=== Task objective ===
From the entries below, please gather each line containing the string "Ministry".

=== Records for this task ===
━━━━━━━━

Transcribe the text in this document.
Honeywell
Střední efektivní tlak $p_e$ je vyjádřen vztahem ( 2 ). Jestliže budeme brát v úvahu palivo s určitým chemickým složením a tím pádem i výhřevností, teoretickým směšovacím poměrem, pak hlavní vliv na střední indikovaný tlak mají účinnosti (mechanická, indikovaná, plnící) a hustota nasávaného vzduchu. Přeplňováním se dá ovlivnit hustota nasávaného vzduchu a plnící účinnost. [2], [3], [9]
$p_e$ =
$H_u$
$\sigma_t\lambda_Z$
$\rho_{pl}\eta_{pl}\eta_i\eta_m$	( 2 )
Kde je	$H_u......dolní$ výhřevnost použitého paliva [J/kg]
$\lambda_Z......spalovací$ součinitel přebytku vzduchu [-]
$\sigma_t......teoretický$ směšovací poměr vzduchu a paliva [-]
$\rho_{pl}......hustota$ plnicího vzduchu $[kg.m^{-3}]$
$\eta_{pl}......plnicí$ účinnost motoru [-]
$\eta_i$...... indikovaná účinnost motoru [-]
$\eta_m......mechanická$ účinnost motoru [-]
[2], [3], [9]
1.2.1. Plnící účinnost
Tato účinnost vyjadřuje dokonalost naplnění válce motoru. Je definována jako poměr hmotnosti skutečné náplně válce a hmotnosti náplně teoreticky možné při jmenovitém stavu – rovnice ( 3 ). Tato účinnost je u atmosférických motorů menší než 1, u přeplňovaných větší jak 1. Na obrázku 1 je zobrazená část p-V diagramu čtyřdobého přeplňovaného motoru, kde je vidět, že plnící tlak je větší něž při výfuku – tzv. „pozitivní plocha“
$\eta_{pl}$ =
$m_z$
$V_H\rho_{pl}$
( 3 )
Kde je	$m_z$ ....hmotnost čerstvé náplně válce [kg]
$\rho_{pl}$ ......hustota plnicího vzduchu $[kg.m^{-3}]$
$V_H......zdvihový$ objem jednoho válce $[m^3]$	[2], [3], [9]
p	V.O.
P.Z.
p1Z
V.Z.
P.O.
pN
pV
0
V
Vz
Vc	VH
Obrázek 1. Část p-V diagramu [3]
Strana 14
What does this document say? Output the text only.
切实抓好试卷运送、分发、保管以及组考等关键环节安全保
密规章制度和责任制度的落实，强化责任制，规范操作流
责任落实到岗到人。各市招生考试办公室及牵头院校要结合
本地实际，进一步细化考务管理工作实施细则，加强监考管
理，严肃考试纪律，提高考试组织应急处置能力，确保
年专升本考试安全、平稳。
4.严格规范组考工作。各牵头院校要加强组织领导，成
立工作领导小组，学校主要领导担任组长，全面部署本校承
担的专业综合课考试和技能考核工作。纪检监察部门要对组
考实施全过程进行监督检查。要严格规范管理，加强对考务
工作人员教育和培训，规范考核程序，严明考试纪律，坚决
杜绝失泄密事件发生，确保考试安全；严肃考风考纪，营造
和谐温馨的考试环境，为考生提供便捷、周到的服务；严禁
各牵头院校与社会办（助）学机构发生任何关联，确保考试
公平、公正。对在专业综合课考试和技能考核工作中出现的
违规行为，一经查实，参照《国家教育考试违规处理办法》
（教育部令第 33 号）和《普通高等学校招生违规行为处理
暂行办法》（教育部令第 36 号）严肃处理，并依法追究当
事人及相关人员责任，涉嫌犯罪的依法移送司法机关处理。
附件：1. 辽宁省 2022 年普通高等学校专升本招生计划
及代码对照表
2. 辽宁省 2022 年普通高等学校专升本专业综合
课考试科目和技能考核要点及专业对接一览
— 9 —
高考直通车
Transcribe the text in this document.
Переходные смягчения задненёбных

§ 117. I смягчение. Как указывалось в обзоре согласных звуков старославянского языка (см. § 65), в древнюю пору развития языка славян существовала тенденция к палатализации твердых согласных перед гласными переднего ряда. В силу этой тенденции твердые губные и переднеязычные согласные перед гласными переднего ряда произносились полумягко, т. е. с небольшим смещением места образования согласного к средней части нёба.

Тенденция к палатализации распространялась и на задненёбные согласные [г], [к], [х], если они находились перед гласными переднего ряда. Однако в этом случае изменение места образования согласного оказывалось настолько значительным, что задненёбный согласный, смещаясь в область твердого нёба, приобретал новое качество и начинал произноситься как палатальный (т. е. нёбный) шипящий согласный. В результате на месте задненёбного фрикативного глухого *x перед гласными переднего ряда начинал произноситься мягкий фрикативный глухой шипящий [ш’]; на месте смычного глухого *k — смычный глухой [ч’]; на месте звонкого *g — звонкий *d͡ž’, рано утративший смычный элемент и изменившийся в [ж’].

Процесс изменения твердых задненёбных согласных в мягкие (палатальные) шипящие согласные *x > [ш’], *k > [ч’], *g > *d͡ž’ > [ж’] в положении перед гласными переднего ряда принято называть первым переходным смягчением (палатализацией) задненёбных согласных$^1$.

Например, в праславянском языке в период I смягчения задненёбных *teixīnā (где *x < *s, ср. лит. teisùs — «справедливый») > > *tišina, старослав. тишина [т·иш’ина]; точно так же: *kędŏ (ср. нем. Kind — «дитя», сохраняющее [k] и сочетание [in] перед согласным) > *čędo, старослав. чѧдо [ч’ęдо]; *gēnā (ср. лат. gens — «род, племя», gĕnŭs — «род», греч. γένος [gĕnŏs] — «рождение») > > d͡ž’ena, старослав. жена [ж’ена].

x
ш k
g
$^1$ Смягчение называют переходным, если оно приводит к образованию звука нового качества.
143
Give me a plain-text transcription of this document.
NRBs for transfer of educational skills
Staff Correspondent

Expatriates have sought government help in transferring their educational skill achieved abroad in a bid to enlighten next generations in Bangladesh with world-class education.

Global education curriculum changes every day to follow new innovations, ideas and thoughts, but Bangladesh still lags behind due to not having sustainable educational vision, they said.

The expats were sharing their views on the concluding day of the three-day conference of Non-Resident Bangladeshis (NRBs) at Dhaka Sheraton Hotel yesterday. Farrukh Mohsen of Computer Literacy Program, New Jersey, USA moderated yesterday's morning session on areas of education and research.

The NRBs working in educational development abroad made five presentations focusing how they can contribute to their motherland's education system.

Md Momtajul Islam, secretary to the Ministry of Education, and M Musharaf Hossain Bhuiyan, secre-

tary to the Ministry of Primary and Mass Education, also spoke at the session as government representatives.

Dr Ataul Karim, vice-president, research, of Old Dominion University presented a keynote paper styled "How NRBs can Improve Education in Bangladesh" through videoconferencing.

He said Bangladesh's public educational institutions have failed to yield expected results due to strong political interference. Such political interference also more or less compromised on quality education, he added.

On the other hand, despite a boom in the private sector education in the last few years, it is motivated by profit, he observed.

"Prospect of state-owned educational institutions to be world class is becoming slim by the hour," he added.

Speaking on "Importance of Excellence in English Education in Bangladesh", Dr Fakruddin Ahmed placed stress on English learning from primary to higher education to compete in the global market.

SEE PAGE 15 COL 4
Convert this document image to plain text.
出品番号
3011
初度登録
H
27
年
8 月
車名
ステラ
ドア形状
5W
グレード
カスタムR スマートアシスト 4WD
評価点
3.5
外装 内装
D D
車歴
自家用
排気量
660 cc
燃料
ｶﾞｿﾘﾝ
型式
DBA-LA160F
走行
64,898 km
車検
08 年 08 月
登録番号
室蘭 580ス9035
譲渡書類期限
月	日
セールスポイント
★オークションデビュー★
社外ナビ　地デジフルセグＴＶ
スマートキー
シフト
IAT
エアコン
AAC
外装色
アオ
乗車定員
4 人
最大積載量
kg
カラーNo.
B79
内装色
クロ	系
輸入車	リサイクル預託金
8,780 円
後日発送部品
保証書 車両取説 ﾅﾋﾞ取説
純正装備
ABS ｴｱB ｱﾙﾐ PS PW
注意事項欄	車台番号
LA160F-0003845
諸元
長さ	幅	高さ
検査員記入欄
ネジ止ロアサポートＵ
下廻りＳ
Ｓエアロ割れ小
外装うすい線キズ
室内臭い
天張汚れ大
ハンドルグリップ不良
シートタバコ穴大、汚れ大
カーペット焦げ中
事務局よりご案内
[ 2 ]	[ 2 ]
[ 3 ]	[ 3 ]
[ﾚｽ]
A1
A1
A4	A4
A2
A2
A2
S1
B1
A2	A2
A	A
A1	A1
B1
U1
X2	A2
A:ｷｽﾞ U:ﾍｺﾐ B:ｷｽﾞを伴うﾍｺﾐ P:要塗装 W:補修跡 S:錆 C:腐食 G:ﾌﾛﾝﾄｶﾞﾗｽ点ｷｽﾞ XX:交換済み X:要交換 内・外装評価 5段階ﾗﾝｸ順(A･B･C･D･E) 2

━━━━━━━━

=== Task output ===
Md Momtajul Islam, secretary to the Ministry of Education, and M Musharaf Hossain Bhuiyan, secre-
tary to the Ministry of Primary and Mass Education, also spoke at the session as government representatives.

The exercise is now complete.